### Work instructions
Return the complete listing that follows, with each line reproduced exactly.

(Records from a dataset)

┄┄┄┄┄┄┄┄┄┄┄┄┄┄┄┄┄┄┄┄

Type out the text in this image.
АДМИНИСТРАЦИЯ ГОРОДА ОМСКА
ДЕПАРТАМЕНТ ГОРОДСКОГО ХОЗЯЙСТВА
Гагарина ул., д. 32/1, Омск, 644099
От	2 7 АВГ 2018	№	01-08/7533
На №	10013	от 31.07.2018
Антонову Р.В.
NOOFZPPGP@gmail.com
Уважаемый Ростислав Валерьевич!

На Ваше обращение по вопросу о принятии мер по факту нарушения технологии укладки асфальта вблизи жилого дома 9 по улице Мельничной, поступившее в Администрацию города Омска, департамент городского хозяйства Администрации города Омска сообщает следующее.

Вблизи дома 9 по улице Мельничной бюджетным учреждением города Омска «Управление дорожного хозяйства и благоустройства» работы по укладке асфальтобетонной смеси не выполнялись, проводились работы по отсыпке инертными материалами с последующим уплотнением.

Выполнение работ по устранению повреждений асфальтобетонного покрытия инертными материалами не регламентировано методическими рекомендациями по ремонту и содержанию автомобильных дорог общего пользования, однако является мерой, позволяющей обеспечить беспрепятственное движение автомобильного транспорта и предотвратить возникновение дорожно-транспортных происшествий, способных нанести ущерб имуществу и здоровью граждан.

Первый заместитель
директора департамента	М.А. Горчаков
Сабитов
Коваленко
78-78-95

┄┄┄┄┄┄┄┄┄┄┄┄┄┄┄┄┄┄┄┄

### Task response
Type out the text in this image.
АДМИНИСТРАЦИЯ ГОРОДА ОМСКА
ДЕПАРТАМЕНТ ГОРОДСКОГО ХОЗЯЙСТВА
Гагарина ул., д. 32/1, Омск, 644099
От	2 7 АВГ 2018	№	01-08/7533
На №	10013	от 31.07.2018
Антонову Р.В.
NOOFZPPGP@gmail.com
Уважаемый Ростислав Валерьевич!

На Ваше обращение по вопросу о принятии мер по факту нарушения технологии укладки асфальта вблизи жилого дома 9 по улице Мельничной, поступившее в Администрацию города Омска, департамент городского хозяйства Администрации города Омска сообщает следующее.

Вблизи дома 9 по улице Мельничной бюджетным учреждением города Омска «Управление дорожного хозяйства и благоустройства» работы по укладке асфальтобетонной смеси не выполнялись, проводились работы по отсыпке инертными материалами с последующим уплотнением.

Выполнение работ по устранению повреждений асфальтобетонного покрытия инертными материалами не регламентировано методическими рекомендациями по ремонту и содержанию автомобильных дорог общего пользования, однако является мерой, позволяющей обеспечить беспрепятственное движение автомобильного транспорта и предотвратить возникновение дорожно-транспортных происшествий, способных нанести ущерб имуществу и здоровью граждан.

Первый заместитель
директора департамента	М.А. Горчаков
Сабитов
Коваленко
78-78-95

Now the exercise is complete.